### TEXT BLOCK
>>>>>
Bertrand Lewis Comparet (c. 1900-1983 (Note: Some sources indicate birth year as 1900, others as 1901)) was an American lawyer and activist who came to be an influential figure in the development of the Christian Identity movement.

==Early life==
Bertrand Comparet was born in San Diego.

Early in life, he was involved in debate. While in high school in 1919, he won the silver medal in the championship of the Southern California Debating League. After high school, he attended Stanford, where he was also a member of the debate team.

After being educated at Stanford, he became a lawyer. He acted as deputy district attorney of San Diego county from 1926 to 1932 and as deputy city attorney of San Diego from 1942 to 1947.

==Christian Identity==

Comparet joined with Wesley Swift to form the Anglo Saxons Christian Congregation. Swift served as president, with Comparet as vice president. The congregation began meeting in 1945, but was not incorporated until 1948. That same year, Comparet also incorporated "Dr. Wesley Swift's Ministry, Inc." of which he and Swift were directors.

Comparet served as lawyer for several Christian Identity organizations, including the Christian Defense League. He was also involved with the Christian Nationalist Crusade. In the 1954 election, Comparet provided legal representation to the Christian Nationalist Party to conduct a write-in campaign for Douglas MacArthur for president and Senator Jack B. Tenney for vice-president, with the hope that the Republican and Democrat candidates would be so close, neither would have a majority, leading to a vote in the House of Representatives, which could then elect MacArthur.
<<<<<
### WHAT YOU NEED TO DO
**a)** According to the text on Bertrand Comparet, during which years did he serve as deputy district attorney of San Diego county?
**b)** Copy the passage of the text on Bertrand Comparet starting with "Bertrand Lewis Comparet" and going on through "in San Diego.".
**c)** Carry on the text on Bertrand Comparet from the point at which it stops.

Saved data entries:
>>>>>
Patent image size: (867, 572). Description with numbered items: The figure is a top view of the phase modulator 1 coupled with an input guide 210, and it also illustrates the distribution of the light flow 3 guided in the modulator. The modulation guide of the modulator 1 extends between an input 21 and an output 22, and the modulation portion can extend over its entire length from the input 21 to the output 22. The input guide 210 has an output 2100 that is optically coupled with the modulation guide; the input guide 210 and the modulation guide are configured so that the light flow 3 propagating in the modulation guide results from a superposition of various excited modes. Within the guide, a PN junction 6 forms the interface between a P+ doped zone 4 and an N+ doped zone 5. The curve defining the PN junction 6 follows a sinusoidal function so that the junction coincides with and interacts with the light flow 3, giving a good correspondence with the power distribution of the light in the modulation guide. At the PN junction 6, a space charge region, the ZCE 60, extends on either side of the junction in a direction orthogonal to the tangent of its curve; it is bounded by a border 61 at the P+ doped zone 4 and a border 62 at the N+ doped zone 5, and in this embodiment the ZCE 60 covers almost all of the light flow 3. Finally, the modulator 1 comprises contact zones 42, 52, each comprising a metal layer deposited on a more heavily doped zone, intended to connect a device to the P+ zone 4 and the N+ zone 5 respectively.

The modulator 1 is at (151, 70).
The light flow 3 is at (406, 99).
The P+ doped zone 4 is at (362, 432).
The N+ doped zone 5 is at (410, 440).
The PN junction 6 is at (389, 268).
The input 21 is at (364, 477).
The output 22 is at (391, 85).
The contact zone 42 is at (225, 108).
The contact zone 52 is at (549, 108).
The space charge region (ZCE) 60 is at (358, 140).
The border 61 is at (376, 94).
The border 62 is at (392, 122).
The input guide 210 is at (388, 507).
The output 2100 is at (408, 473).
<<<<<
### ANSWER LIST
**a)** From 1926 to 1932.

**b)**
Bertrand Lewis Comparet (c. 1900-1983 (Note: Some sources indicate birth year as 1900, others as 1901)) was an American lawyer and activist who came to be an influential figure in the development of the Christian Identity movement.

==Early life==
Bertrand Comparet was born in San Diego.

**c)**
When Marcellus Baxter was tried for selling academic degrees, Comparet represented him, with the defense that the degree was not being sold but rather conferred. The course and instruction was sold, while degree was conferred upon completion of the course, which was on the honor system. Ultimately, Baxter pleaded guilty and received two years probation.

Following the 1964 arrest of Christian Defense League member William H. Garland for weapons charges, Comparet handled his legal defense.

Comparet provided representation for members of the Minutemen militia group. In 1964, he represented Harold Schlapia who was found with 11 rifles and 20,000 rounds of ammunition in his car. He was charged with carrying a concealed weapon. In 1965, Comparet handled the defense of Dennis Patrick Mower, a minister and Minuteman member, who stood trial on charges related to the illegal transfer of an automatic weapon.

==Beliefs and ministry==
Comparet was part of Christian Identity's emergence from British Israelism. He taught that the Jews had never been Israelites, but were instead Canaanites who intermarried with Israelites. He later taught a twist on the Khazar theory by proposing that the Edomite Jews were the ancestors of the Khazars.

Comparet also taught a pre-Adamism that resembled that of Charles Carroll in which the serpent was black pre-Adamite.